Goal:
Search the data for the word "seconds" and copy every line where it occurs.

[Figure dataset records]
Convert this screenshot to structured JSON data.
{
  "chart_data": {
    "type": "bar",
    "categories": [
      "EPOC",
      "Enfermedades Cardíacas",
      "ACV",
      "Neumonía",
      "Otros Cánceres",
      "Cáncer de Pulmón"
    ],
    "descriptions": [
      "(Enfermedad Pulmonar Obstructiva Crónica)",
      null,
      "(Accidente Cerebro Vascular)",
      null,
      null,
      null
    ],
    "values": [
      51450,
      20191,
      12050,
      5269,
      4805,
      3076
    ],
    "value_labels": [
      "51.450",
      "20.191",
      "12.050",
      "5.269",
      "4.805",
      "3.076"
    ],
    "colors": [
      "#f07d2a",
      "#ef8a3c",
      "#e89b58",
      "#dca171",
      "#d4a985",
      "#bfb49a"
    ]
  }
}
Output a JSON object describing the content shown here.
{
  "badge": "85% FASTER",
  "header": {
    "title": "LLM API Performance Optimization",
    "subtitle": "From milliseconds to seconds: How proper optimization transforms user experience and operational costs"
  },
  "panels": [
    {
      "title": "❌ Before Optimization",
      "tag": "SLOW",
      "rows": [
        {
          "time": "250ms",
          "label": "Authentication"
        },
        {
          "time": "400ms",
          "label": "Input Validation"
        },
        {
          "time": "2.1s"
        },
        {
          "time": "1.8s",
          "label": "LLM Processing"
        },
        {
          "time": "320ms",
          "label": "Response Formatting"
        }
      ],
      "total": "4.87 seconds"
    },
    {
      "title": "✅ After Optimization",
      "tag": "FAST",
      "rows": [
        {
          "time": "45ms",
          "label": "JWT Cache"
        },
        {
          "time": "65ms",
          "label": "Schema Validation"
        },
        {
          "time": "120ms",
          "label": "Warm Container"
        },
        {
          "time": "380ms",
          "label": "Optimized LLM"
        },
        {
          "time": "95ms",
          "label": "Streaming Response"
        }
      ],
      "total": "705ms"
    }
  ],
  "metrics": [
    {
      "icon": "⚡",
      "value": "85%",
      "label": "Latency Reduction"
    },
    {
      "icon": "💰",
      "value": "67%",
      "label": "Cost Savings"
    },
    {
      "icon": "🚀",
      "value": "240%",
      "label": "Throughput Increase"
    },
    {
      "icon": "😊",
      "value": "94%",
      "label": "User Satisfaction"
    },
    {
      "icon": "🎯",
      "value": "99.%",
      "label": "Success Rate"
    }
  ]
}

Expected output:
    "subtitle": "From milliseconds to seconds: How proper optimization transforms user experience and operational costs"
      "total": "4.87 seconds"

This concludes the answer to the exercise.